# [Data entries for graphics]

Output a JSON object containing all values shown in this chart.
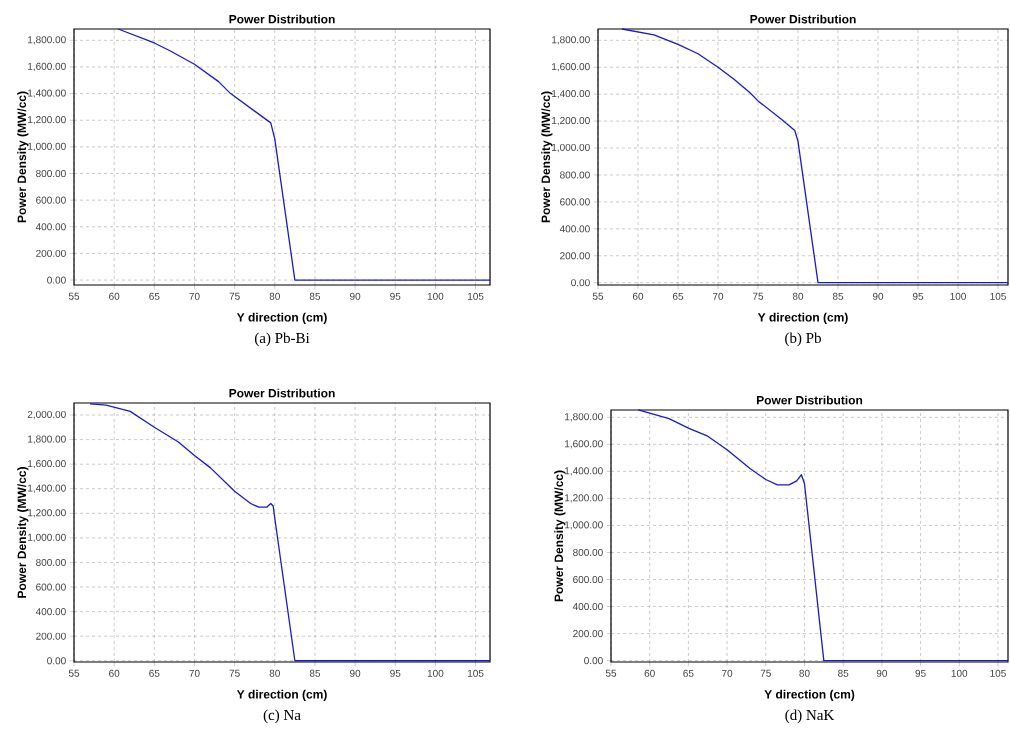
{
  "chart_data": [
    {
      "type": "line",
      "title": "Power Distribution",
      "xlabel": "Y direction (cm)",
      "ylabel": "Power Density (MW/cc)",
      "annotations": [
        "(a) Pb-Bi"
      ],
      "color": "#1a1acc",
      "grid": true,
      "x": [
        60.5,
        65,
        67,
        70,
        73,
        74.5,
        77,
        79.5,
        80,
        82.5,
        106.8
      ],
      "values": [
        1885,
        1780,
        1720,
        1620,
        1490,
        1400,
        1290,
        1180,
        1060,
        0,
        0
      ],
      "xlim": [
        55,
        106.8
      ],
      "ylim": [
        -37,
        1885
      ],
      "xticks": [
        55,
        60,
        65,
        70,
        75,
        80,
        85,
        90,
        95,
        100,
        105
      ],
      "yticks": [
        {
          "value": 0,
          "label": "0.00"
        },
        {
          "value": 200,
          "label": "200.00"
        },
        {
          "value": 400,
          "label": "400.00"
        },
        {
          "value": 600,
          "label": "600.00"
        },
        {
          "value": 800,
          "label": "800.00"
        },
        {
          "value": 1000,
          "label": "1,000.00"
        },
        {
          "value": 1200,
          "label": "1,200.00"
        },
        {
          "value": 1400,
          "label": "1,400.00"
        },
        {
          "value": 1600,
          "label": "1,600.00"
        },
        {
          "value": 1800,
          "label": "1,800.00"
        }
      ]
    },
    {
      "type": "line",
      "title": "Power Distribution",
      "xlabel": "Y direction (cm)",
      "ylabel": "Power Density (MW/cc)",
      "annotations": [
        "(b) Pb"
      ],
      "color": "#1a1acc",
      "grid": true,
      "x": [
        58,
        62,
        65,
        67.5,
        70,
        72,
        74,
        75,
        78,
        79.6,
        80,
        82.5,
        106.25
      ],
      "values": [
        1884,
        1840,
        1770,
        1700,
        1600,
        1510,
        1410,
        1350,
        1210,
        1130,
        1050,
        0,
        0
      ],
      "xlim": [
        55,
        106.25
      ],
      "ylim": [
        -17,
        1884
      ],
      "xticks": [
        55,
        60,
        65,
        70,
        75,
        80,
        85,
        90,
        95,
        100,
        105
      ],
      "yticks": [
        {
          "value": 0,
          "label": "0.00"
        },
        {
          "value": 200,
          "label": "200.00"
        },
        {
          "value": 400,
          "label": "400.00"
        },
        {
          "value": 600,
          "label": "600.00"
        },
        {
          "value": 800,
          "label": "800.00"
        },
        {
          "value": 1000,
          "label": "1,000.00"
        },
        {
          "value": 1200,
          "label": "1,200.00"
        },
        {
          "value": 1400,
          "label": "1,400.00"
        },
        {
          "value": 1600,
          "label": "1,600.00"
        },
        {
          "value": 1800,
          "label": "1,800.00"
        }
      ]
    },
    {
      "type": "line",
      "title": "Power Distribution",
      "xlabel": "Y direction (cm)",
      "ylabel": "Power Density (MW/cc)",
      "annotations": [
        "(c) Na"
      ],
      "color": "#1a1acc",
      "grid": true,
      "x": [
        57,
        59,
        62,
        65,
        68,
        70,
        72,
        75,
        77,
        78,
        79,
        79.5,
        79.8,
        80,
        82.5,
        106.8
      ],
      "values": [
        2090,
        2080,
        2030,
        1900,
        1780,
        1670,
        1570,
        1380,
        1280,
        1250,
        1250,
        1280,
        1260,
        1160,
        0,
        0
      ],
      "xlim": [
        55,
        106.8
      ],
      "ylim": [
        -10,
        2098
      ],
      "xticks": [
        55,
        60,
        65,
        70,
        75,
        80,
        85,
        90,
        95,
        100,
        105
      ],
      "yticks": [
        {
          "value": 0,
          "label": "0.00"
        },
        {
          "value": 200,
          "label": "200.00"
        },
        {
          "value": 400,
          "label": "400.00"
        },
        {
          "value": 600,
          "label": "600.00"
        },
        {
          "value": 800,
          "label": "800.00"
        },
        {
          "value": 1000,
          "label": "1,000.00"
        },
        {
          "value": 1200,
          "label": "1,200.00"
        },
        {
          "value": 1400,
          "label": "1,400.00"
        },
        {
          "value": 1600,
          "label": "1,600.00"
        },
        {
          "value": 1800,
          "label": "1,800.00"
        },
        {
          "value": 2000,
          "label": "2,000.00"
        }
      ]
    },
    {
      "type": "line",
      "title": "Power Distribution",
      "xlabel": "Y direction (cm)",
      "ylabel": "Power Density (MW/cc)",
      "annotations": [
        "(d) NaK"
      ],
      "color": "#1a1acc",
      "grid": true,
      "x": [
        58.5,
        60,
        62.5,
        65,
        67.5,
        70,
        73,
        75,
        76.5,
        78,
        79,
        79.6,
        80,
        82.5,
        106.3
      ],
      "values": [
        1854,
        1830,
        1790,
        1720,
        1660,
        1560,
        1420,
        1340,
        1300,
        1300,
        1330,
        1375,
        1310,
        0,
        0
      ],
      "xlim": [
        55,
        106.3
      ],
      "ylim": [
        -10,
        1854
      ],
      "xticks": [
        55,
        60,
        65,
        70,
        75,
        80,
        85,
        90,
        95,
        100,
        105
      ],
      "yticks": [
        {
          "value": 0,
          "label": "0.00"
        },
        {
          "value": 200,
          "label": "200.00"
        },
        {
          "value": 400,
          "label": "400.00"
        },
        {
          "value": 600,
          "label": "600.00"
        },
        {
          "value": 800,
          "label": "800.00"
        },
        {
          "value": 1000,
          "label": "1,000.00"
        },
        {
          "value": 1200,
          "label": "1,200.00"
        },
        {
          "value": 1400,
          "label": "1,400.00"
        },
        {
          "value": 1600,
          "label": "1,600.00"
        },
        {
          "value": 1800,
          "label": "1,800.00"
        }
      ]
    }
  ]
}
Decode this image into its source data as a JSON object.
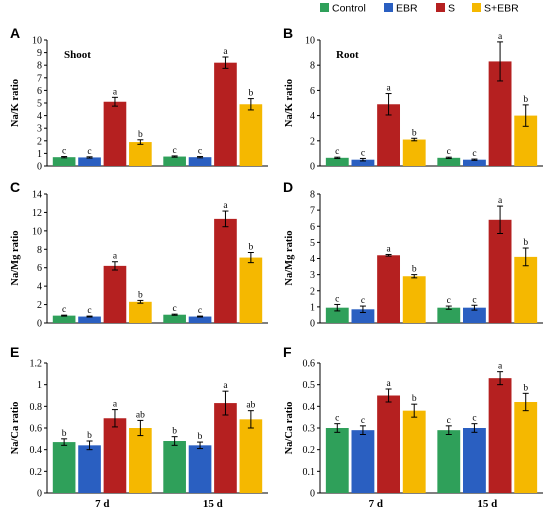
{
  "legend": {
    "entries": [
      {
        "label": "Control",
        "color": "#2fa05a"
      },
      {
        "label": "EBR",
        "color": "#2a5fc1"
      },
      {
        "label": "S",
        "color": "#b52020"
      },
      {
        "label": "S+EBR",
        "color": "#f5b800"
      }
    ],
    "placement": "top-right"
  },
  "chart_data": [
    {
      "type": "bar",
      "panel": "A",
      "inner_label": "Shoot",
      "ylabel": "Na/K ratio",
      "ylim": [
        0,
        10
      ],
      "yticks": [
        0,
        1,
        2,
        3,
        4,
        5,
        6,
        7,
        8,
        9,
        10
      ],
      "categories": [
        "7 d",
        "15 d"
      ],
      "series": [
        {
          "name": "Control",
          "values": [
            0.7,
            0.75
          ],
          "errors": [
            0.05,
            0.05
          ],
          "letters": [
            "c",
            "c"
          ]
        },
        {
          "name": "EBR",
          "values": [
            0.68,
            0.7
          ],
          "errors": [
            0.05,
            0.05
          ],
          "letters": [
            "c",
            "c"
          ]
        },
        {
          "name": "S",
          "values": [
            5.1,
            8.2
          ],
          "errors": [
            0.35,
            0.45
          ],
          "letters": [
            "a",
            "a"
          ]
        },
        {
          "name": "S+EBR",
          "values": [
            1.9,
            4.9
          ],
          "errors": [
            0.18,
            0.45
          ],
          "letters": [
            "b",
            "b"
          ]
        }
      ]
    },
    {
      "type": "bar",
      "panel": "B",
      "inner_label": "Root",
      "ylabel": "Na/K ratio",
      "ylim": [
        0,
        10
      ],
      "yticks": [
        0,
        2,
        4,
        6,
        8,
        10
      ],
      "categories": [
        "7 d",
        "15 d"
      ],
      "series": [
        {
          "name": "Control",
          "values": [
            0.65,
            0.65
          ],
          "errors": [
            0.05,
            0.05
          ],
          "letters": [
            "c",
            "c"
          ]
        },
        {
          "name": "EBR",
          "values": [
            0.5,
            0.5
          ],
          "errors": [
            0.1,
            0.05
          ],
          "letters": [
            "c",
            "c"
          ]
        },
        {
          "name": "S",
          "values": [
            4.9,
            8.3
          ],
          "errors": [
            0.85,
            1.55
          ],
          "letters": [
            "a",
            "a"
          ]
        },
        {
          "name": "S+EBR",
          "values": [
            2.1,
            4.0
          ],
          "errors": [
            0.1,
            0.85
          ],
          "letters": [
            "b",
            "b"
          ]
        }
      ]
    },
    {
      "type": "bar",
      "panel": "C",
      "inner_label": "",
      "ylabel": "Na/Mg ratio",
      "ylim": [
        0,
        14
      ],
      "yticks": [
        0,
        2,
        4,
        6,
        8,
        10,
        12,
        14
      ],
      "categories": [
        "7 d",
        "15 d"
      ],
      "series": [
        {
          "name": "Control",
          "values": [
            0.8,
            0.9
          ],
          "errors": [
            0.05,
            0.06
          ],
          "letters": [
            "c",
            "c"
          ]
        },
        {
          "name": "EBR",
          "values": [
            0.7,
            0.7
          ],
          "errors": [
            0.05,
            0.05
          ],
          "letters": [
            "c",
            "c"
          ]
        },
        {
          "name": "S",
          "values": [
            6.2,
            11.3
          ],
          "errors": [
            0.45,
            0.85
          ],
          "letters": [
            "a",
            "a"
          ]
        },
        {
          "name": "S+EBR",
          "values": [
            2.3,
            7.1
          ],
          "errors": [
            0.15,
            0.55
          ],
          "letters": [
            "b",
            "b"
          ]
        }
      ]
    },
    {
      "type": "bar",
      "panel": "D",
      "inner_label": "",
      "ylabel": "Na/Mg ratio",
      "ylim": [
        0,
        8
      ],
      "yticks": [
        0,
        1,
        2,
        3,
        4,
        5,
        6,
        7,
        8
      ],
      "categories": [
        "7 d",
        "15 d"
      ],
      "series": [
        {
          "name": "Control",
          "values": [
            0.95,
            0.95
          ],
          "errors": [
            0.2,
            0.1
          ],
          "letters": [
            "c",
            "c"
          ]
        },
        {
          "name": "EBR",
          "values": [
            0.85,
            0.95
          ],
          "errors": [
            0.2,
            0.15
          ],
          "letters": [
            "c",
            "c"
          ]
        },
        {
          "name": "S",
          "values": [
            4.2,
            6.4
          ],
          "errors": [
            0.05,
            0.85
          ],
          "letters": [
            "a",
            "a"
          ]
        },
        {
          "name": "S+EBR",
          "values": [
            2.9,
            4.1
          ],
          "errors": [
            0.1,
            0.55
          ],
          "letters": [
            "b",
            "b"
          ]
        }
      ]
    },
    {
      "type": "bar",
      "panel": "E",
      "inner_label": "",
      "ylabel": "Na/Ca ratio",
      "ylim": [
        0,
        1.2
      ],
      "yticks": [
        "0",
        "0.2",
        "0.4",
        "0.6",
        "0.8",
        "1",
        "1.2"
      ],
      "categories": [
        "7 d",
        "15 d"
      ],
      "series": [
        {
          "name": "Control",
          "values": [
            0.47,
            0.48
          ],
          "errors": [
            0.03,
            0.04
          ],
          "letters": [
            "b",
            "b"
          ]
        },
        {
          "name": "EBR",
          "values": [
            0.44,
            0.44
          ],
          "errors": [
            0.04,
            0.03
          ],
          "letters": [
            "b",
            "b"
          ]
        },
        {
          "name": "S",
          "values": [
            0.69,
            0.83
          ],
          "errors": [
            0.08,
            0.11
          ],
          "letters": [
            "a",
            "a"
          ]
        },
        {
          "name": "S+EBR",
          "values": [
            0.6,
            0.68
          ],
          "errors": [
            0.07,
            0.08
          ],
          "letters": [
            "ab",
            "ab"
          ]
        }
      ]
    },
    {
      "type": "bar",
      "panel": "F",
      "inner_label": "",
      "ylabel": "Na/Ca ratio",
      "ylim": [
        0,
        0.6
      ],
      "yticks": [
        "0",
        "0.1",
        "0.2",
        "0.3",
        "0.4",
        "0.5",
        "0.6"
      ],
      "categories": [
        "7 d",
        "15 d"
      ],
      "series": [
        {
          "name": "Control",
          "values": [
            0.3,
            0.29
          ],
          "errors": [
            0.02,
            0.02
          ],
          "letters": [
            "c",
            "c"
          ]
        },
        {
          "name": "EBR",
          "values": [
            0.29,
            0.3
          ],
          "errors": [
            0.02,
            0.02
          ],
          "letters": [
            "c",
            "c"
          ]
        },
        {
          "name": "S",
          "values": [
            0.45,
            0.53
          ],
          "errors": [
            0.03,
            0.03
          ],
          "letters": [
            "a",
            "a"
          ]
        },
        {
          "name": "S+EBR",
          "values": [
            0.38,
            0.42
          ],
          "errors": [
            0.03,
            0.04
          ],
          "letters": [
            "b",
            "b"
          ]
        }
      ]
    }
  ]
}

# [REQUIRED WORK]
Keep only the lines that hold the string "object", and copy them out.

# [WRITTEN ANSWER]
Output a JSON object containing all values shown in this chart.
Decode this image into its source data as a JSON object.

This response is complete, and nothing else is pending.